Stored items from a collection

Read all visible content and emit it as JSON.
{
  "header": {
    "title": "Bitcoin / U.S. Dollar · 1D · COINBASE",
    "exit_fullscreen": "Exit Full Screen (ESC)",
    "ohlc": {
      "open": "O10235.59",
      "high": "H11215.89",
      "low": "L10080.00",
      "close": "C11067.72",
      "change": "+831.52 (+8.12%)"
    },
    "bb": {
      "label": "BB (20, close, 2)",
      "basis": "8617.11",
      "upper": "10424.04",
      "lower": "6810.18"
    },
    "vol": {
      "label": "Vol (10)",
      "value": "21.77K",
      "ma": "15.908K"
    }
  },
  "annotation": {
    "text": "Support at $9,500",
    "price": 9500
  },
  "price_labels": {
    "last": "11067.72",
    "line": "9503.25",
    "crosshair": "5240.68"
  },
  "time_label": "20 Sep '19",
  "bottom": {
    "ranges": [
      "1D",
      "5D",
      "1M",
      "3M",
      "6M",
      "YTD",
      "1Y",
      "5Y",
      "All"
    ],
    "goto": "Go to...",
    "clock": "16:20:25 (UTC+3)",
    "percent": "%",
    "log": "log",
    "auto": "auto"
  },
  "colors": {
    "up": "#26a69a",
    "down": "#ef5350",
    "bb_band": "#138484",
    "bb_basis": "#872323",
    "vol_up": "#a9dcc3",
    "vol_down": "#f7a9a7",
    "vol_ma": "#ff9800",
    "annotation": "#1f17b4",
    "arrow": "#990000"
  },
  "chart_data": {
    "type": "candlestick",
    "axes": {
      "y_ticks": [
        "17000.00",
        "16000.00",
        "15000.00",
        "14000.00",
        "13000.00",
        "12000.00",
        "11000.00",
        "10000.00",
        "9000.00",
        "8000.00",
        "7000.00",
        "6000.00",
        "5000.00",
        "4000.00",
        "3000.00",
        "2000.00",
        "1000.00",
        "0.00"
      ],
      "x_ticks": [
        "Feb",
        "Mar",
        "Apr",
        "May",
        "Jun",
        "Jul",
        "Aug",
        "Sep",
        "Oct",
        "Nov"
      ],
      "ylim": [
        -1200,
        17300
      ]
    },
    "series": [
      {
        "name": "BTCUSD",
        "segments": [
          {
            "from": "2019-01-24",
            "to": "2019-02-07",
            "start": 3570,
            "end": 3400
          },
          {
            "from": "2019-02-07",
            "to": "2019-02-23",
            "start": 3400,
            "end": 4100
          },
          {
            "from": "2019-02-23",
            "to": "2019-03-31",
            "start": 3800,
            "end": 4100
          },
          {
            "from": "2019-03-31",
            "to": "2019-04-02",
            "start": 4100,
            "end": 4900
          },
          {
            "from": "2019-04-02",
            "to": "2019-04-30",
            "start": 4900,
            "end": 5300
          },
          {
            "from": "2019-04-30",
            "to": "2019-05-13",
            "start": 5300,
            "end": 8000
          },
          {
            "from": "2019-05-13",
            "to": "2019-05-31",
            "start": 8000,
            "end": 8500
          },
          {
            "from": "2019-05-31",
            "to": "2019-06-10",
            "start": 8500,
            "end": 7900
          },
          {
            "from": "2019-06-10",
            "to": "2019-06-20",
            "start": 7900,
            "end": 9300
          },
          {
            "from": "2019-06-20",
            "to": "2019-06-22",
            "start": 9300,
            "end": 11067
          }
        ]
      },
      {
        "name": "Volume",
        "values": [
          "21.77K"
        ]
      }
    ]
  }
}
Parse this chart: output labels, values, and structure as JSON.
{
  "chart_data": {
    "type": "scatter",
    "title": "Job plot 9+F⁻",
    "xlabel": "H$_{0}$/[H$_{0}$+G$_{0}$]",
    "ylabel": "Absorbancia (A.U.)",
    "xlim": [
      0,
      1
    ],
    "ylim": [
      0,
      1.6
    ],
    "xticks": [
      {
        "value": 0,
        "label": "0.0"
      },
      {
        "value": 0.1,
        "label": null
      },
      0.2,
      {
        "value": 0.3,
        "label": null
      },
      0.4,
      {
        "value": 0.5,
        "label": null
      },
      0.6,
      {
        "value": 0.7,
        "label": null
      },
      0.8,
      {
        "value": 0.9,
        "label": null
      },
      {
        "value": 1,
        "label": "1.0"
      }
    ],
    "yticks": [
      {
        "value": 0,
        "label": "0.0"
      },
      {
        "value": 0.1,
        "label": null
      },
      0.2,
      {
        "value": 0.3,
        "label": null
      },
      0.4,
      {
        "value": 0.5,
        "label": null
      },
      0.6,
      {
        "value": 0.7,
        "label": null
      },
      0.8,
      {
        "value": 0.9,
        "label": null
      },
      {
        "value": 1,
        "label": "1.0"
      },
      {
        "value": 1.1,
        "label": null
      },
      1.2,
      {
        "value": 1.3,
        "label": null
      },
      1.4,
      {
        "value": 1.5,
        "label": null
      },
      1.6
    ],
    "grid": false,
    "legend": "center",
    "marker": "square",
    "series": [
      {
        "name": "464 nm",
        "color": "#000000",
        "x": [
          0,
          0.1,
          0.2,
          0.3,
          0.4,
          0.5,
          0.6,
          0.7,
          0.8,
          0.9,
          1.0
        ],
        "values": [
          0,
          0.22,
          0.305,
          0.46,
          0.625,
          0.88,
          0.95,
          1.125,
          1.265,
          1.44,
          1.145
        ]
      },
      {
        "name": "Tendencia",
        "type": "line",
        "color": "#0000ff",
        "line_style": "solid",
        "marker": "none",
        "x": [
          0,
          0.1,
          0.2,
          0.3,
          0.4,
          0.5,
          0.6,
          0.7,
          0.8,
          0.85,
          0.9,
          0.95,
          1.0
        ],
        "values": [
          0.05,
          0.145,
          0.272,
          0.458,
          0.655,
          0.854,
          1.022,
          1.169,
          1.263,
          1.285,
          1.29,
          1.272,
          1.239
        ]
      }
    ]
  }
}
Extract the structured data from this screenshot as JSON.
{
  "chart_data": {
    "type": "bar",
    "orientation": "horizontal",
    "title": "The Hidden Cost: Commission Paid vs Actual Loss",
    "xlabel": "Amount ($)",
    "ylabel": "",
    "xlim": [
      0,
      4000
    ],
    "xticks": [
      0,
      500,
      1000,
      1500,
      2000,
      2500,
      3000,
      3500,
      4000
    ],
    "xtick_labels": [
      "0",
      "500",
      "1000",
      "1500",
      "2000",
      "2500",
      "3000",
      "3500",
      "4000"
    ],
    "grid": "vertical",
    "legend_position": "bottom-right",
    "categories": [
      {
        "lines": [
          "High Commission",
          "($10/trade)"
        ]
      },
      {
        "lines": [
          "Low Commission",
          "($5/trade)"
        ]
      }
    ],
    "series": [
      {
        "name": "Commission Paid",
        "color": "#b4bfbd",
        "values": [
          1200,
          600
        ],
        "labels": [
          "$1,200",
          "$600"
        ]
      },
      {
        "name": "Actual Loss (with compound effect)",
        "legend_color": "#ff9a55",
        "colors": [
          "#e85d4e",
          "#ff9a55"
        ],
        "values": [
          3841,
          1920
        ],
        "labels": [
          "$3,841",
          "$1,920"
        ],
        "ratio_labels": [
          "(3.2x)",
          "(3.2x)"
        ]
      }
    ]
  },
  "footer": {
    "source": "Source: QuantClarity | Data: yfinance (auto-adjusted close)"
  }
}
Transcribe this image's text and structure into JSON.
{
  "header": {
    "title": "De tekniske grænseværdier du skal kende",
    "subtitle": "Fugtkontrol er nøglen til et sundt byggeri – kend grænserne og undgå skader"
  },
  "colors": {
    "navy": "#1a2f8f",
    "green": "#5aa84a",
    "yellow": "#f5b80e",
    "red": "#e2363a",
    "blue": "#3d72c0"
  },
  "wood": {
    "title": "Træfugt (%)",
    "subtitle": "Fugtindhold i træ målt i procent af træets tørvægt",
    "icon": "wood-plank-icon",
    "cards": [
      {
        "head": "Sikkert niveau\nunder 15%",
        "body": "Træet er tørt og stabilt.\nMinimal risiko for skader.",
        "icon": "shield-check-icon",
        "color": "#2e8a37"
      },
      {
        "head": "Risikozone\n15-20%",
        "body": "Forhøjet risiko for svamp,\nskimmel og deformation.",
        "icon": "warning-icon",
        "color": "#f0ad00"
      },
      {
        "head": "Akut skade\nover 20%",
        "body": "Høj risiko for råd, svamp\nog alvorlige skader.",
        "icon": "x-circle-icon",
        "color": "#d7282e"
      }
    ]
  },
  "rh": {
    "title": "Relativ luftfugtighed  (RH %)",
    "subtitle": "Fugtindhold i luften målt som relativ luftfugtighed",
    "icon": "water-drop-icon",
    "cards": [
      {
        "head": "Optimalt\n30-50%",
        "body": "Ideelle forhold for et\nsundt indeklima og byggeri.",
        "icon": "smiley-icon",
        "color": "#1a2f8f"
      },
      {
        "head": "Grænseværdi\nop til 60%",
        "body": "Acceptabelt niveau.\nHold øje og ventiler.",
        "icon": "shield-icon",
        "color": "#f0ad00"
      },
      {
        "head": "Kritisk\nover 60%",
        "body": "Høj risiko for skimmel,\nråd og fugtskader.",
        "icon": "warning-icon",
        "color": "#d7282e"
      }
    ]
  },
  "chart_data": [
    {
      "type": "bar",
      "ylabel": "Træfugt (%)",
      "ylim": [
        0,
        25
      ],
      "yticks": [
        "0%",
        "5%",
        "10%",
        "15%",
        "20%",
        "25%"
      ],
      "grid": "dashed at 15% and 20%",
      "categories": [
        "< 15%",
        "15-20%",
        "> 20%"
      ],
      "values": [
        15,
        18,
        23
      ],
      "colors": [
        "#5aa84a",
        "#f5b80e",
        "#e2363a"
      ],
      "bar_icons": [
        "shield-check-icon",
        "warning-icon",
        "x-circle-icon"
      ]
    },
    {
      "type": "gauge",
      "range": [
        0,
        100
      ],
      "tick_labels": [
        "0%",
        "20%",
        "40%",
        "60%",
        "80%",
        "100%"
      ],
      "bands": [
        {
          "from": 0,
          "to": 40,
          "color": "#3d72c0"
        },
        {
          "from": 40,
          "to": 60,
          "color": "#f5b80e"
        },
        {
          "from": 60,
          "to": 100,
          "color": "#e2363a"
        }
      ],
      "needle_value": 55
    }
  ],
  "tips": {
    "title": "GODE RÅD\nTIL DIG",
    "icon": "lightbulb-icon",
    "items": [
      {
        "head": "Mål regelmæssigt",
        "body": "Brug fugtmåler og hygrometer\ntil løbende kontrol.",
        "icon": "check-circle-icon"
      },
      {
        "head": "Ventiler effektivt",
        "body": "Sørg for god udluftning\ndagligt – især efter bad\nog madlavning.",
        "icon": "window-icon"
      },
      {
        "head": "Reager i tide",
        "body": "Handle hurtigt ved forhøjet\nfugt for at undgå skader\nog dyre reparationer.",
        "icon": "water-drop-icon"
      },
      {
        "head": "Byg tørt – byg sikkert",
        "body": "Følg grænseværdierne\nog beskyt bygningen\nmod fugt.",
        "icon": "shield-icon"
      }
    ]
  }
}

Work required: Where a line holds "nover", copy that line.

Solution for this problem:
        "head": "Akut skade\nover 20%",
        "head": "Kritisk\nover 60%",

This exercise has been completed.